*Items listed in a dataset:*
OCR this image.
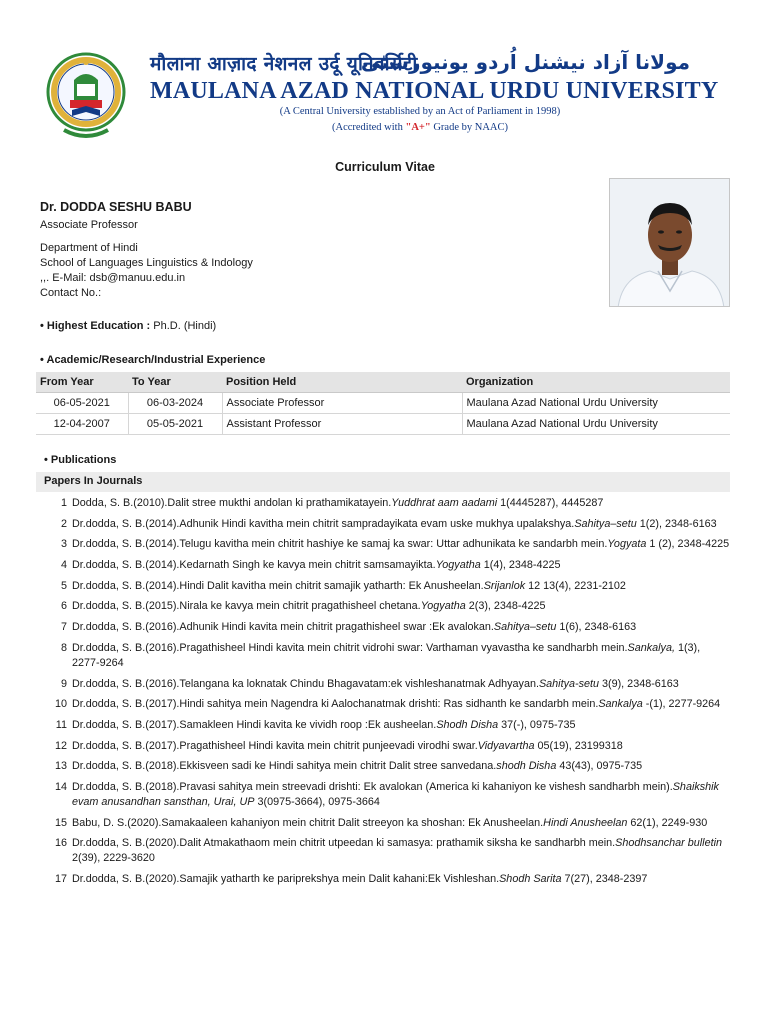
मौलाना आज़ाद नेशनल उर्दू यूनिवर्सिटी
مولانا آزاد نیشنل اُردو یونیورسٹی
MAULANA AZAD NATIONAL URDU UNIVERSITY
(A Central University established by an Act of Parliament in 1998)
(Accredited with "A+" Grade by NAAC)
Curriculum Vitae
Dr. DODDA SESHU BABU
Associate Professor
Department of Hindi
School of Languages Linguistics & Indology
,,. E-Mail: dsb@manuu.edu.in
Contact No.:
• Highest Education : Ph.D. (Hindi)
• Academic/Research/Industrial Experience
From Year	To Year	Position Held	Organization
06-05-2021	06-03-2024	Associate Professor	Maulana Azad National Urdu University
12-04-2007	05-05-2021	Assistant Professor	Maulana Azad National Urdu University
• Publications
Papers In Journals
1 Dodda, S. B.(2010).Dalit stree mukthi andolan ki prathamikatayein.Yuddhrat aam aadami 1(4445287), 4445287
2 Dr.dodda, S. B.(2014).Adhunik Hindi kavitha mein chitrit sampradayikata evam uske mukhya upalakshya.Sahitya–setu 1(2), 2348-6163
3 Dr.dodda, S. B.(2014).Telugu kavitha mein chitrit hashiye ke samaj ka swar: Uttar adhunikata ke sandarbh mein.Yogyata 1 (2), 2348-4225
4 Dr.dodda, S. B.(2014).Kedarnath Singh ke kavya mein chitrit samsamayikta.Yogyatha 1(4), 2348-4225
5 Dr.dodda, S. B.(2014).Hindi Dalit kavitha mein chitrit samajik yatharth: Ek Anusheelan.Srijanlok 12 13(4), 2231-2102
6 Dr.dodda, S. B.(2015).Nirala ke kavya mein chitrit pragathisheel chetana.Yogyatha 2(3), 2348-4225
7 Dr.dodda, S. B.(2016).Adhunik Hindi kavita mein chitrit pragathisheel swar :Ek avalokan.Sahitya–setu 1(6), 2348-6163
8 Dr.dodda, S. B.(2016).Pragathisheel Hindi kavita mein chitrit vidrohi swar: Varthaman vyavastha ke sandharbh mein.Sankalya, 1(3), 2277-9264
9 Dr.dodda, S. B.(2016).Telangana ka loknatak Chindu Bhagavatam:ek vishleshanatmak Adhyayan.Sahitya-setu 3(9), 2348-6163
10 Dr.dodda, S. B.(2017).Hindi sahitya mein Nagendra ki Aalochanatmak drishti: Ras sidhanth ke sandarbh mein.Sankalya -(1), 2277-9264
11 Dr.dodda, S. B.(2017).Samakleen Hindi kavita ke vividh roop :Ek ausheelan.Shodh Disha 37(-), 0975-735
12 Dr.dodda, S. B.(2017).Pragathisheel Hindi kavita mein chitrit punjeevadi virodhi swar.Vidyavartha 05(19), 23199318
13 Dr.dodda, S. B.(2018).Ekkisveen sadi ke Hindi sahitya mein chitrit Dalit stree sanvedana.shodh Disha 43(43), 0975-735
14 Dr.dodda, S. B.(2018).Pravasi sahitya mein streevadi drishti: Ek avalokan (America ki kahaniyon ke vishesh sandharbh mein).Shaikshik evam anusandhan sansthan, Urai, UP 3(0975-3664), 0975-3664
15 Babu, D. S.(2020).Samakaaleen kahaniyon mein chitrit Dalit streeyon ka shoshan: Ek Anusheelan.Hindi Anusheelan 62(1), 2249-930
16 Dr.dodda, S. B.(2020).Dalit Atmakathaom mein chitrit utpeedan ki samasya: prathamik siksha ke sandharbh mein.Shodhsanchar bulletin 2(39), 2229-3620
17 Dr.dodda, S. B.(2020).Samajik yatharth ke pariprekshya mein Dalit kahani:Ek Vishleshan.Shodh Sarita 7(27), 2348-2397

---

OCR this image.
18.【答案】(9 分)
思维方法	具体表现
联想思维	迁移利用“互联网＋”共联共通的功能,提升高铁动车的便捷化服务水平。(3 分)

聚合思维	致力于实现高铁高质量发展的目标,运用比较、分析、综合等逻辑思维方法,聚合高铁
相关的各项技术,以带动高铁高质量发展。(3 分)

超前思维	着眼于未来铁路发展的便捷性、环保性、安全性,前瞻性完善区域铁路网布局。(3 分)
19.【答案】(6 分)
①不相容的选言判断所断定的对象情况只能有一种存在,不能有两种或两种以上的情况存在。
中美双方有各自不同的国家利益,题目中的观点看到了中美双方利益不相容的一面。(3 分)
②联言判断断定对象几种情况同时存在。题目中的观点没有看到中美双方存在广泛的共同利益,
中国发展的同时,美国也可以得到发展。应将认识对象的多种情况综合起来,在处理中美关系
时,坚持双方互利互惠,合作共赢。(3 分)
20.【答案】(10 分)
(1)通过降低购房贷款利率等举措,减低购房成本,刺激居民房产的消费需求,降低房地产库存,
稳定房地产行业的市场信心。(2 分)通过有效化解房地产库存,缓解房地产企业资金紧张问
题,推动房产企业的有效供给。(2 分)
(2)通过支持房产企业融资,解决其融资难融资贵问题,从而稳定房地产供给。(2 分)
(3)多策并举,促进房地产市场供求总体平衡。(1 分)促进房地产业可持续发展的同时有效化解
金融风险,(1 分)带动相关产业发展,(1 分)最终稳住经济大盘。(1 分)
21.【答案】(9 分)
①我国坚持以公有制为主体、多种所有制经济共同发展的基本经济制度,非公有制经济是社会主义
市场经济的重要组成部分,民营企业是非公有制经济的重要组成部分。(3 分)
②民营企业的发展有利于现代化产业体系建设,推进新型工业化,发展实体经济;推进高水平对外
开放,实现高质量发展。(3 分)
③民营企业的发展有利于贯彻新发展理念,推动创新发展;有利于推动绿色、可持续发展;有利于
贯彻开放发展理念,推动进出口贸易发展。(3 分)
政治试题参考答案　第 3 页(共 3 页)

* * *

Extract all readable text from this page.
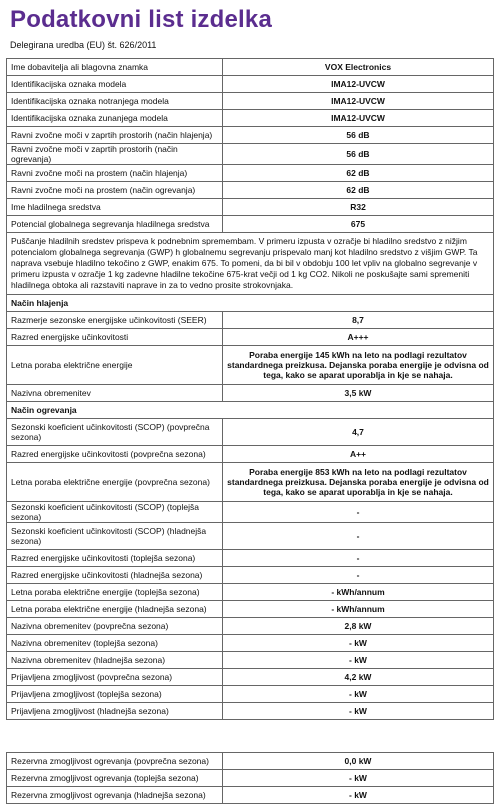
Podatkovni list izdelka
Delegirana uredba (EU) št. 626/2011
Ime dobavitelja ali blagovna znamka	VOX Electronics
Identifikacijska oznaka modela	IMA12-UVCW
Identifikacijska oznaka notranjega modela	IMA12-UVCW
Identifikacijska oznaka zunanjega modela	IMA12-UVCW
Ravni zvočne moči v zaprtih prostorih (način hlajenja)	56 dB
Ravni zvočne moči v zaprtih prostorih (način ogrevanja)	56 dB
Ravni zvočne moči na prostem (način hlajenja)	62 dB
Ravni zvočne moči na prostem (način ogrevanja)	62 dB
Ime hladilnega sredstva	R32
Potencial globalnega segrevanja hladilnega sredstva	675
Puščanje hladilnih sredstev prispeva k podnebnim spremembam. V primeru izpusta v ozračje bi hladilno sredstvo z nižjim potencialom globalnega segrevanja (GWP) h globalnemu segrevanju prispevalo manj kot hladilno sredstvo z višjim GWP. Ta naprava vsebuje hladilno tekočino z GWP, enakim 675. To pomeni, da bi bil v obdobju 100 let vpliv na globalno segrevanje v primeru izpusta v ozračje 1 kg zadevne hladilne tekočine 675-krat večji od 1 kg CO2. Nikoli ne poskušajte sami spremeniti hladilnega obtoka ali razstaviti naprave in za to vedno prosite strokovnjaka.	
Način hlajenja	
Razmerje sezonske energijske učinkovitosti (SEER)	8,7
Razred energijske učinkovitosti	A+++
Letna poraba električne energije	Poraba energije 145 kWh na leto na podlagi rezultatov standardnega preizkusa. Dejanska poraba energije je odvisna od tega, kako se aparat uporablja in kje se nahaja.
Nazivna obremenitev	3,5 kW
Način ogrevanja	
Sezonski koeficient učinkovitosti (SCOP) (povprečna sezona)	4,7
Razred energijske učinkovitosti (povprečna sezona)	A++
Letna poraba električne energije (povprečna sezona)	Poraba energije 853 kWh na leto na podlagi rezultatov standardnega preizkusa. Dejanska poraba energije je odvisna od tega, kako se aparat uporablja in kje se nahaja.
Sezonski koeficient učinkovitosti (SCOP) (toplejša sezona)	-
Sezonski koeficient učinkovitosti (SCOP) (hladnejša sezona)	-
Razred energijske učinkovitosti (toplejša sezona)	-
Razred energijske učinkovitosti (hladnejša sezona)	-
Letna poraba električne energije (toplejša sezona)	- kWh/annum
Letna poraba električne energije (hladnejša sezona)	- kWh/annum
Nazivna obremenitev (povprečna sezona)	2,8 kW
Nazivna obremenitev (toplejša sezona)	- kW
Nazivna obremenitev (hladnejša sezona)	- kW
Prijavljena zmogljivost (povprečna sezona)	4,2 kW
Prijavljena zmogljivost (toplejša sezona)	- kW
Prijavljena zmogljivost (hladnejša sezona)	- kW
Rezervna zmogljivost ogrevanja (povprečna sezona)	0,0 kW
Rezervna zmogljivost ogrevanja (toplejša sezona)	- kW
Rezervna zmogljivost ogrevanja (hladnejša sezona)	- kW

*TASK TO COMPLETE:* Go through the lines above. Select every one that has the string "Nazivna".

*THE REPLY:*
Nazivna obremenitev	3,5 kW
Nazivna obremenitev (povprečna sezona)	2,8 kW
Nazivna obremenitev (toplejša sezona)	- kW
Nazivna obremenitev (hladnejša sezona)	- kW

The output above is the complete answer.